* **Attività da svolgere**
1. Trascriva dal brano sulla montagna il passo che va da "Primo Levi diceva" fino a "per il giorno." compreso.
2. Secondo il brano sulla montagna, che cosa diceva Primo Levi a proposito della forza di cui ha bisogno un uomo?

* **Articolo**
La Montagna

Guardo una montagna dal basso verso l’alto mentre il sole tramonta sul lago.

E’ trascorsa una giornata in cui il cielo è stato terso e azzurro e l’aria immota, fredda e tagliente come la lama di un coltello.

L’oggi muore in un tripudio di luce dorata, in un bagliore grandioso, esplosivo come le note finali di un concerto, prima che il direttore d’orchestra abbia calato la stoccata finale della bacchetta sullo spartito musicale.

Primo Levi diceva che a un uomo serve molta forza per vivere ma che gliene serve altrettanta per morire, perché il corpo non si stacca facilmente dalla vita. Così vale anche per il giorno.

Guardo fuori dal finestrino e devo socchiudere le palpebre per godere della vista del panorama. La vetta delle montagne è avvolta dalla foschia: una bruma tanto fitta da sembrare lanugine. Sono tre, no, quattro, una di fianco all’altra come spose novelle, e ai loro piedi riposano i campi sotto la neve, intervallati da boschi infoltiti da alberi con troppi rami, tronchi troppo alti, ventagli di ossa su busti di fanciulli troppo magri.

* **Informazioni mostrate**
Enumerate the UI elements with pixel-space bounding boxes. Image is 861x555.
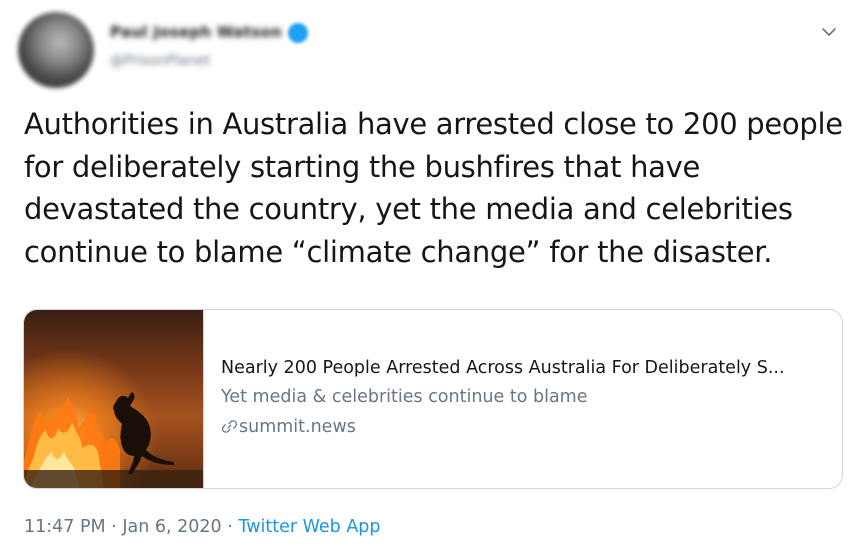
handle[interactable]: @PrisonPlanet	[110, 53, 308, 69]
card-title[interactable]: Nearly 200 People Arrested Across Austra…	[221, 354, 826, 382]
card-domain-row: summit.news	[221, 412, 826, 442]
link-card[interactable]: Nearly 200 People Arrested Across Austra…	[23, 309, 843, 489]
avatar[interactable]	[18, 12, 94, 88]
card-image	[24, 310, 204, 488]
card-description: Yet media & celebrities continue to blam…	[221, 387, 588, 407]
tweet-time[interactable]: 11:47 PM	[24, 517, 106, 537]
card-domain: summit.news	[239, 417, 356, 437]
author-block: Paul Joseph Watson @PrisonPlanet	[110, 22, 308, 69]
card-text: Nearly 200 People Arrested Across Austra…	[221, 354, 826, 442]
tweet-metadata: 11:47 PM · Jan 6, 2020 · Twitter Web App	[24, 517, 381, 537]
meta-separator: ·	[221, 517, 239, 537]
tweet-date[interactable]: Jan 6, 2020	[122, 517, 221, 537]
link-icon	[221, 420, 238, 433]
verified-badge-icon	[288, 22, 308, 43]
meta-separator: ·	[105, 517, 123, 537]
tweet: Paul Joseph Watson @PrisonPlanet Authori…	[0, 0, 861, 555]
display-name[interactable]: Paul Joseph Watson	[110, 23, 282, 41]
tweet-source-link[interactable]: Twitter Web App	[238, 517, 380, 537]
tweet-text: Authorities in Australia have arrested c…	[24, 107, 843, 269]
chevron-down-icon[interactable]	[819, 22, 839, 42]
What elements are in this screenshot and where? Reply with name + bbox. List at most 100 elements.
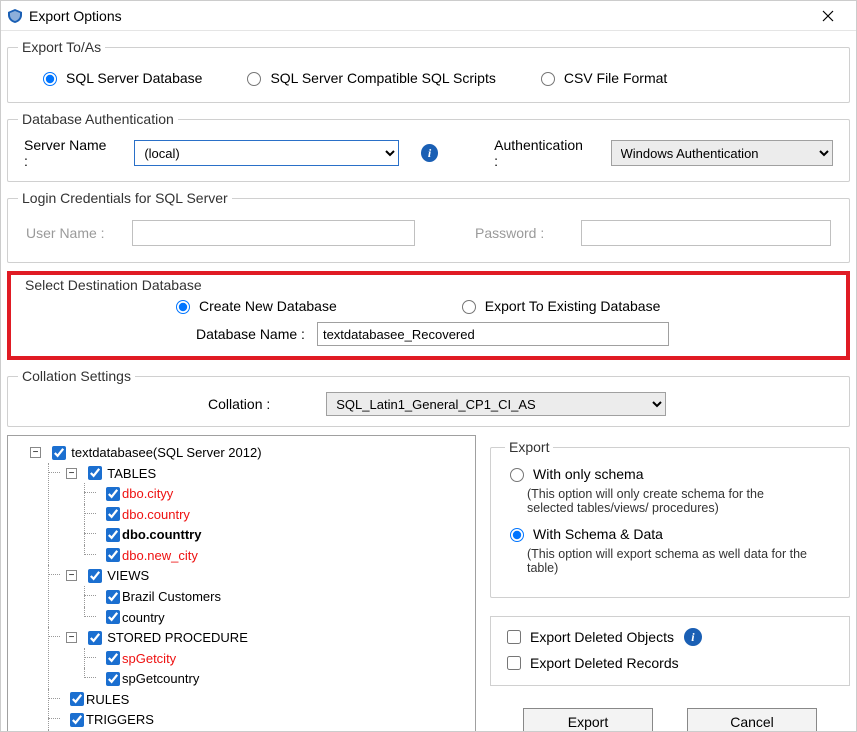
cancel-button[interactable]: Cancel bbox=[687, 708, 817, 731]
radio-sql-server-db-label: SQL Server Database bbox=[66, 70, 202, 86]
deleted-options-box: Export Deleted Objects i Export Deleted … bbox=[490, 616, 850, 686]
tree-triggers-chk[interactable] bbox=[70, 713, 84, 727]
radio-csv-label: CSV File Format bbox=[564, 70, 667, 86]
tree-views-chk[interactable] bbox=[88, 569, 102, 583]
window-title: Export Options bbox=[29, 8, 806, 24]
chk-export-deleted-records-input[interactable] bbox=[507, 656, 521, 670]
db-name-label: Database Name : bbox=[196, 326, 305, 342]
tree-root-chk[interactable] bbox=[52, 446, 66, 460]
tree-item-chk[interactable] bbox=[106, 548, 120, 562]
radio-only-schema-input[interactable] bbox=[510, 468, 524, 482]
export-options-legend: Export bbox=[505, 439, 553, 455]
chk-export-deleted-objects-input[interactable] bbox=[507, 630, 521, 644]
tree-item-label: spGetcountry bbox=[122, 671, 199, 686]
radio-only-schema[interactable]: With only schema bbox=[505, 465, 643, 482]
tree-item-label: country bbox=[122, 610, 165, 625]
radio-sql-scripts[interactable]: SQL Server Compatible SQL Scripts bbox=[242, 69, 495, 86]
tree-item[interactable]: Brazil Customers bbox=[84, 586, 471, 607]
radio-csv-input[interactable] bbox=[541, 72, 555, 86]
db-name-input[interactable] bbox=[317, 322, 669, 346]
tree-item-label: dbo.new_city bbox=[122, 548, 198, 563]
object-tree[interactable]: − textdatabasee(SQL Server 2012) − TABLE… bbox=[7, 435, 476, 731]
close-button[interactable] bbox=[806, 2, 850, 30]
tree-item-chk[interactable] bbox=[106, 507, 120, 521]
radio-export-existing[interactable]: Export To Existing Database bbox=[457, 297, 661, 314]
export-options-window: Export Options Export To/As SQL Server D… bbox=[0, 0, 857, 732]
tree-sp[interactable]: − STORED PROCEDURE spGetcity spGetcountr… bbox=[48, 627, 471, 689]
radio-csv[interactable]: CSV File Format bbox=[536, 69, 667, 86]
radio-schema-data-label: With Schema & Data bbox=[533, 526, 663, 542]
tree-item-chk[interactable] bbox=[106, 672, 120, 686]
collapse-icon[interactable]: − bbox=[66, 468, 77, 479]
chk-export-deleted-records-label: Export Deleted Records bbox=[530, 655, 679, 671]
tree-item-label: dbo.counttry bbox=[122, 527, 201, 542]
tree-functions[interactable]: FUNCTIONS bbox=[48, 730, 471, 731]
tree-item-chk[interactable] bbox=[106, 487, 120, 501]
tree-item[interactable]: country bbox=[84, 607, 471, 628]
chk-export-deleted-objects[interactable]: Export Deleted Objects bbox=[503, 627, 674, 647]
info-icon[interactable]: i bbox=[421, 144, 438, 162]
tree-item[interactable]: dbo.counttry bbox=[84, 524, 471, 545]
tree-root[interactable]: − textdatabasee(SQL Server 2012) − TABLE… bbox=[12, 442, 471, 731]
export-to-as-legend: Export To/As bbox=[18, 39, 105, 55]
info-icon[interactable]: i bbox=[684, 628, 702, 646]
tree-item[interactable]: spGetcity bbox=[84, 648, 471, 669]
collation-label: Collation : bbox=[208, 396, 270, 412]
radio-export-existing-label: Export To Existing Database bbox=[485, 298, 661, 314]
radio-create-new-db[interactable]: Create New Database bbox=[171, 297, 337, 314]
radio-sql-server-db[interactable]: SQL Server Database bbox=[38, 69, 202, 86]
tree-root-label: textdatabasee(SQL Server 2012) bbox=[71, 445, 261, 460]
tree-item-chk[interactable] bbox=[106, 590, 120, 604]
tree-item-chk[interactable] bbox=[106, 651, 120, 665]
auth-label: Authentication : bbox=[494, 137, 586, 169]
tree-tables[interactable]: − TABLES dbo.cityy dbo.country dbo.count… bbox=[48, 463, 471, 566]
collation-group: Collation Settings Collation : SQL_Latin… bbox=[7, 368, 850, 427]
username-input[interactable] bbox=[132, 220, 415, 246]
tree-item[interactable]: dbo.cityy bbox=[84, 483, 471, 504]
tree-item-chk[interactable] bbox=[106, 610, 120, 624]
export-button[interactable]: Export bbox=[523, 708, 653, 731]
export-to-as-group: Export To/As SQL Server Database SQL Ser… bbox=[7, 39, 850, 103]
tree-triggers-label: TRIGGERS bbox=[86, 712, 154, 727]
content: Export To/As SQL Server Database SQL Ser… bbox=[1, 31, 856, 731]
auth-select[interactable]: Windows Authentication bbox=[611, 140, 834, 166]
tree-sp-label: STORED PROCEDURE bbox=[107, 630, 248, 645]
app-icon bbox=[7, 8, 23, 24]
db-auth-group: Database Authentication Server Name : (l… bbox=[7, 111, 850, 182]
radio-export-existing-input[interactable] bbox=[462, 300, 476, 314]
collapse-icon[interactable]: − bbox=[66, 632, 77, 643]
collapse-icon[interactable]: − bbox=[66, 570, 77, 581]
tree-item[interactable]: spGetcountry bbox=[84, 668, 471, 689]
password-input[interactable] bbox=[581, 220, 831, 246]
password-label: Password : bbox=[475, 225, 565, 241]
radio-sql-scripts-input[interactable] bbox=[247, 72, 261, 86]
radio-only-schema-label: With only schema bbox=[533, 466, 643, 482]
radio-create-new-db-label: Create New Database bbox=[199, 298, 337, 314]
tree-triggers[interactable]: TRIGGERS bbox=[48, 709, 471, 730]
dest-db-group: Select Destination Database Create New D… bbox=[13, 277, 844, 354]
tree-rules-chk[interactable] bbox=[70, 692, 84, 706]
tree-views[interactable]: − VIEWS Brazil Customers country bbox=[48, 565, 471, 627]
close-icon bbox=[822, 10, 834, 22]
tree-sp-chk[interactable] bbox=[88, 631, 102, 645]
db-auth-legend: Database Authentication bbox=[18, 111, 178, 127]
radio-sql-server-db-input[interactable] bbox=[43, 72, 57, 86]
radio-create-new-db-input[interactable] bbox=[176, 300, 190, 314]
collation-select[interactable]: SQL_Latin1_General_CP1_CI_AS bbox=[326, 392, 666, 416]
tree-rules[interactable]: RULES bbox=[48, 689, 471, 710]
tree-rules-label: RULES bbox=[86, 692, 129, 707]
radio-schema-data-input[interactable] bbox=[510, 528, 524, 542]
dest-db-highlight: Select Destination Database Create New D… bbox=[7, 271, 850, 360]
collapse-icon[interactable]: − bbox=[30, 447, 41, 458]
tree-tables-label: TABLES bbox=[107, 466, 156, 481]
tree-item-chk[interactable] bbox=[106, 528, 120, 542]
radio-schema-data[interactable]: With Schema & Data bbox=[505, 525, 663, 542]
tree-item-label: dbo.cityy bbox=[122, 486, 173, 501]
chk-export-deleted-records[interactable]: Export Deleted Records bbox=[503, 653, 679, 673]
tree-item[interactable]: dbo.new_city bbox=[84, 545, 471, 566]
tree-tables-chk[interactable] bbox=[88, 466, 102, 480]
tree-item[interactable]: dbo.country bbox=[84, 504, 471, 525]
dest-db-legend: Select Destination Database bbox=[21, 277, 206, 293]
collation-legend: Collation Settings bbox=[18, 368, 135, 384]
server-name-select[interactable]: (local) bbox=[134, 140, 399, 166]
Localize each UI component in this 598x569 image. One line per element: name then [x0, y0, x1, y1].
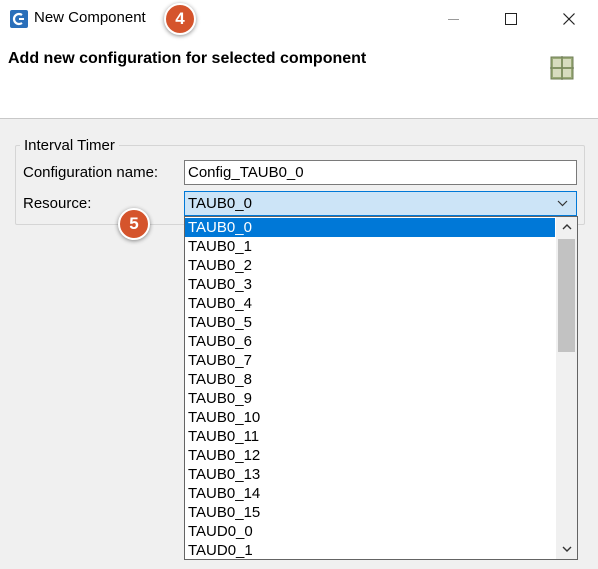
dropdown-option[interactable]: TAUD0_0 — [185, 522, 555, 541]
dropdown-option[interactable]: TAUB0_7 — [185, 351, 555, 370]
scroll-up-button[interactable] — [556, 217, 577, 237]
dropdown-option[interactable]: TAUD0_1 — [185, 541, 555, 559]
dropdown-option[interactable]: TAUB0_15 — [185, 503, 555, 522]
page-title: Add new configuration for selected compo… — [8, 50, 367, 67]
dropdown-option[interactable]: TAUB0_2 — [185, 256, 555, 275]
resource-label: Resource: — [23, 195, 92, 212]
configuration-name-input[interactable] — [184, 160, 577, 185]
title-bar: New Component — [0, 0, 598, 38]
dropdown-option[interactable]: TAUB0_10 — [185, 408, 555, 427]
dropdown-option[interactable]: TAUB0_11 — [185, 427, 555, 446]
close-button[interactable] — [546, 0, 592, 38]
step-5-badge: 5 — [118, 208, 150, 240]
step-4-badge: 4 — [164, 3, 196, 35]
maximize-icon — [505, 13, 517, 25]
dropdown-option[interactable]: TAUB0_8 — [185, 370, 555, 389]
app-icon — [10, 10, 28, 28]
dropdown-option[interactable]: TAUB0_4 — [185, 294, 555, 313]
configuration-name-label: Configuration name: — [23, 164, 159, 181]
dropdown-option[interactable]: TAUB0_13 — [185, 465, 555, 484]
chevron-up-icon — [562, 224, 571, 230]
close-icon — [563, 13, 575, 25]
scroll-down-button[interactable] — [556, 539, 577, 559]
dropdown-option[interactable]: TAUB0_5 — [185, 313, 555, 332]
minimize-icon — [447, 18, 459, 20]
window-title: New Component — [34, 9, 146, 26]
chevron-down-icon — [557, 200, 568, 207]
dropdown-option[interactable]: TAUB0_6 — [185, 332, 555, 351]
resource-dropdown-list[interactable]: TAUB0_0 TAUB0_1 TAUB0_2 TAUB0_3 TAUB0_4 TAUB0… — [184, 216, 578, 560]
dropdown-option[interactable]: TAUB0_12 — [185, 446, 555, 465]
component-grid-icon — [550, 56, 574, 80]
dropdown-option[interactable]: TAUB0_1 — [185, 237, 555, 256]
scrollbar[interactable] — [556, 217, 577, 559]
dropdown-option[interactable]: TAUB0_14 — [185, 484, 555, 503]
resource-combo-value: TAUB0_0 — [188, 195, 252, 212]
resource-combo[interactable]: TAUB0_0 — [184, 191, 577, 216]
chevron-down-icon — [562, 546, 571, 552]
dialog-header: Add new configuration for selected compo… — [0, 38, 598, 119]
minimize-button[interactable] — [430, 0, 476, 38]
maximize-button[interactable] — [488, 0, 534, 38]
group-title: Interval Timer — [20, 137, 119, 154]
dropdown-option[interactable]: TAUB0_9 — [185, 389, 555, 408]
dropdown-option[interactable]: TAUB0_0 — [185, 218, 555, 237]
dropdown-option[interactable]: TAUB0_3 — [185, 275, 555, 294]
scrollbar-thumb[interactable] — [558, 239, 575, 352]
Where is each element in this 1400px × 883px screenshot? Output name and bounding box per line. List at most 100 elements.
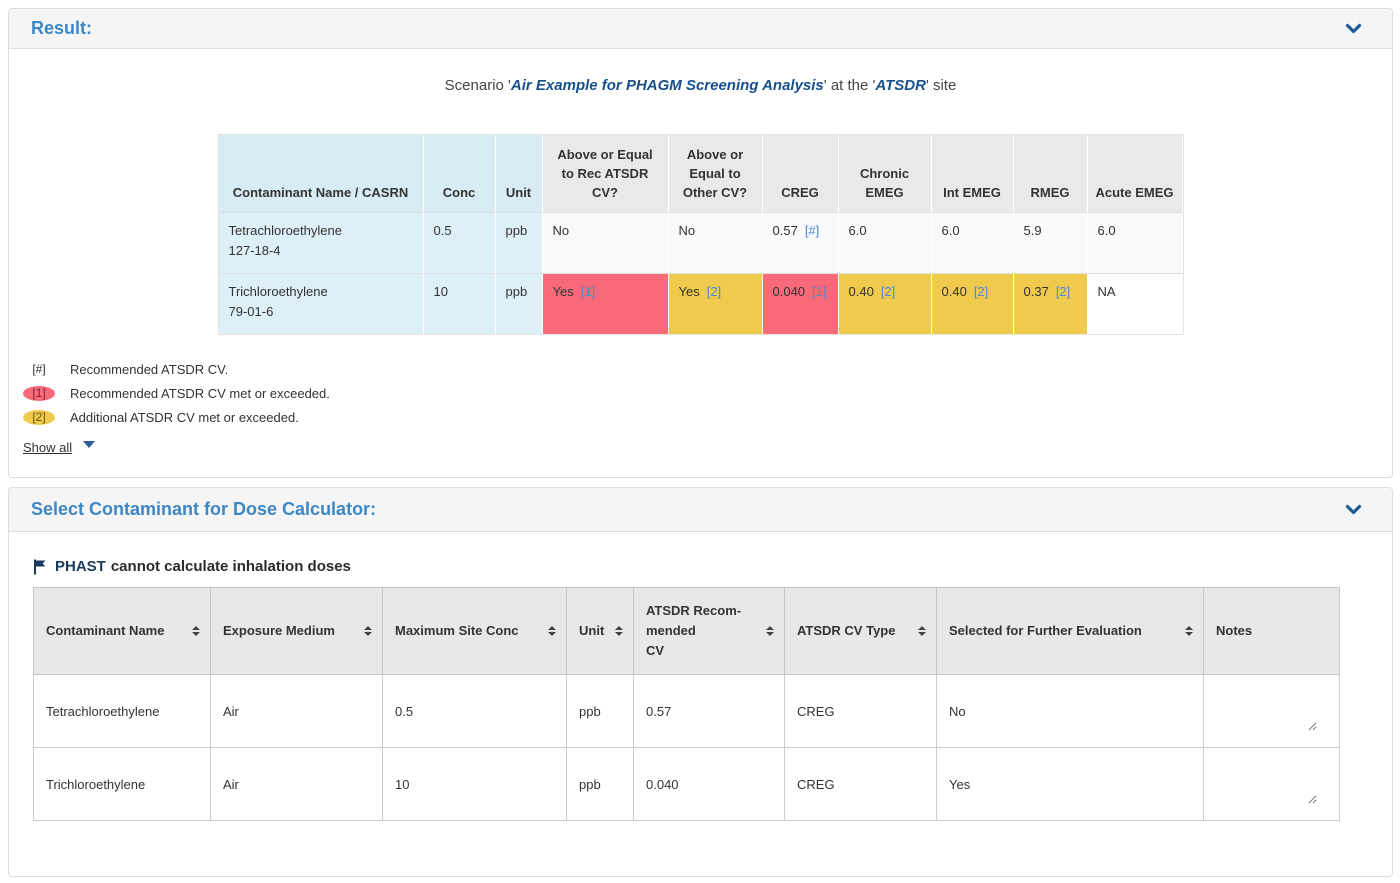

* **Le soluzioni**
1.
Primo Levi diceva che a un uomo serve molta forza per vivere ma che gliene serve altrettanta per morire, perché il corpo non si stacca facilmente dalla vita. Così vale anche per il giorno.

2. Diceva che a un uomo serve molta forza per vivere, ma altrettanta per morire, perché il corpo non si stacca facilmente dalla vita.